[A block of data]
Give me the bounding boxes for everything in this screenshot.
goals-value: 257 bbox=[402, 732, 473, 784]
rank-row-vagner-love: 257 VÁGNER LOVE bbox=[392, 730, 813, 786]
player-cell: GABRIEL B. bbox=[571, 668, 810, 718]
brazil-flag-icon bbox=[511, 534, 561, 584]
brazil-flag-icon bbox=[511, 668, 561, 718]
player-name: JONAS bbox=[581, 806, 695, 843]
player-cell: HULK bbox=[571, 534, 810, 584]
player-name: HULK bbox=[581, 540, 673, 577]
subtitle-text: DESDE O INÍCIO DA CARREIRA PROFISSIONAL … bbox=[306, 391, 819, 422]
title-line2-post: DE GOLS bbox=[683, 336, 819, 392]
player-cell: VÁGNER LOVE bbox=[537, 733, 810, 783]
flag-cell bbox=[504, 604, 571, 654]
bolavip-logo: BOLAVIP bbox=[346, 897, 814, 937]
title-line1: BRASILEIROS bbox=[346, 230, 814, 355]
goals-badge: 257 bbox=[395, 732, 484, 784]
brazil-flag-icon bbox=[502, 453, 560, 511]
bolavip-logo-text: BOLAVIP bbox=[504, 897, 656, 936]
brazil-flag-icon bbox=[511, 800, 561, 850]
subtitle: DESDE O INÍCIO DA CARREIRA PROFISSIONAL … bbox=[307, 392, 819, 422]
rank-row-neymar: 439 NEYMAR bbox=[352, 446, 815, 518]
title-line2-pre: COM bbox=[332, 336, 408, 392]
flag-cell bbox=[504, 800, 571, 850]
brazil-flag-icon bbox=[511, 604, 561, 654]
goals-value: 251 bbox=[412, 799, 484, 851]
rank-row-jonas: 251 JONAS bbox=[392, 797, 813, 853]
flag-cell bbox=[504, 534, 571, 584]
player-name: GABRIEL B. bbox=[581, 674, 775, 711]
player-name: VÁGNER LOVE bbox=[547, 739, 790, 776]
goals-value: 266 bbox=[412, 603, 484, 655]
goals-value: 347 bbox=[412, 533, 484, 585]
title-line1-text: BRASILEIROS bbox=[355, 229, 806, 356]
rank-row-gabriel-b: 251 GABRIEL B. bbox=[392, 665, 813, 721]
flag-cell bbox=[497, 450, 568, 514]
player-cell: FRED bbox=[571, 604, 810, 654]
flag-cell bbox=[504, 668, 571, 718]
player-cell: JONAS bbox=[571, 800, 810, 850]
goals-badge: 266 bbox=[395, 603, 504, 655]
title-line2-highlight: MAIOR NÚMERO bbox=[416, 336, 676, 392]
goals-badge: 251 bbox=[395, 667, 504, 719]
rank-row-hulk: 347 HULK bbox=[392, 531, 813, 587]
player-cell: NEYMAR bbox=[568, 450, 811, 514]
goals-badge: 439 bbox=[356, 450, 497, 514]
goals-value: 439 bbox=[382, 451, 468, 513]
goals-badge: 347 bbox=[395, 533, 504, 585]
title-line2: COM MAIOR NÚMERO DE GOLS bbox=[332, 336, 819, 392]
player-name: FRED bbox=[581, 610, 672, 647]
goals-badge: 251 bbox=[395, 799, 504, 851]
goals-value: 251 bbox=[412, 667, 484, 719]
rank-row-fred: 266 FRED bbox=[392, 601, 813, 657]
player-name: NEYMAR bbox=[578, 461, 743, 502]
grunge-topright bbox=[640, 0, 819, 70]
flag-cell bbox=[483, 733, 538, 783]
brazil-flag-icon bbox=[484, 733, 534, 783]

* Written problem:
Write out every line of the records above, keeping each one unchanged and in its original order.

* Full answer:
Give me the bounding boxes for everything in this screenshot.
goals-value: 257 bbox=[402, 732, 473, 784]
rank-row-vagner-love: 257 VÁGNER LOVE bbox=[392, 730, 813, 786]
player-cell: GABRIEL B. bbox=[571, 668, 810, 718]
brazil-flag-icon bbox=[511, 534, 561, 584]
brazil-flag-icon bbox=[511, 668, 561, 718]
player-name: JONAS bbox=[581, 806, 695, 843]
player-cell: HULK bbox=[571, 534, 810, 584]
player-name: HULK bbox=[581, 540, 673, 577]
subtitle-text: DESDE O INÍCIO DA CARREIRA PROFISSIONAL … bbox=[306, 391, 819, 422]
title-line2-post: DE GOLS bbox=[683, 336, 819, 392]
player-cell: VÁGNER LOVE bbox=[537, 733, 810, 783]
flag-cell bbox=[504, 604, 571, 654]
bolavip-logo: BOLAVIP bbox=[346, 897, 814, 937]
title-line1: BRASILEIROS bbox=[346, 230, 814, 355]
goals-badge: 257 bbox=[395, 732, 484, 784]
brazil-flag-icon bbox=[502, 453, 560, 511]
bolavip-logo-text: BOLAVIP bbox=[504, 897, 656, 936]
brazil-flag-icon bbox=[511, 800, 561, 850]
subtitle: DESDE O INÍCIO DA CARREIRA PROFISSIONAL … bbox=[307, 392, 819, 422]
rank-row-neymar: 439 NEYMAR bbox=[352, 446, 815, 518]
title-line2-pre: COM bbox=[332, 336, 408, 392]
flag-cell bbox=[504, 800, 571, 850]
brazil-flag-icon bbox=[511, 604, 561, 654]
goals-value: 251 bbox=[412, 799, 484, 851]
rank-row-jonas: 251 JONAS bbox=[392, 797, 813, 853]
flag-cell bbox=[504, 534, 571, 584]
player-name: GABRIEL B. bbox=[581, 674, 775, 711]
player-name: VÁGNER LOVE bbox=[547, 739, 790, 776]
goals-value: 266 bbox=[412, 603, 484, 655]
goals-value: 347 bbox=[412, 533, 484, 585]
title-line1-text: BRASILEIROS bbox=[355, 229, 806, 356]
rank-row-gabriel-b: 251 GABRIEL B. bbox=[392, 665, 813, 721]
flag-cell bbox=[497, 450, 568, 514]
player-cell: FRED bbox=[571, 604, 810, 654]
flag-cell bbox=[504, 668, 571, 718]
player-cell: JONAS bbox=[571, 800, 810, 850]
goals-badge: 266 bbox=[395, 603, 504, 655]
title-line2-highlight: MAIOR NÚMERO bbox=[416, 336, 676, 392]
goals-badge: 251 bbox=[395, 667, 504, 719]
rank-row-hulk: 347 HULK bbox=[392, 531, 813, 587]
player-cell: NEYMAR bbox=[568, 450, 811, 514]
goals-badge: 439 bbox=[356, 450, 497, 514]
goals-value: 439 bbox=[382, 451, 468, 513]
goals-badge: 347 bbox=[395, 533, 504, 585]
title-line2: COM MAIOR NÚMERO DE GOLS bbox=[332, 336, 819, 392]
player-name: FRED bbox=[581, 610, 672, 647]
goals-badge: 251 bbox=[395, 799, 504, 851]
goals-value: 251 bbox=[412, 667, 484, 719]
rank-row-fred: 266 FRED bbox=[392, 601, 813, 657]
player-name: NEYMAR bbox=[578, 461, 743, 502]
grunge-topright bbox=[640, 0, 819, 70]
flag-cell bbox=[483, 733, 538, 783]
brazil-flag-icon bbox=[484, 733, 534, 783]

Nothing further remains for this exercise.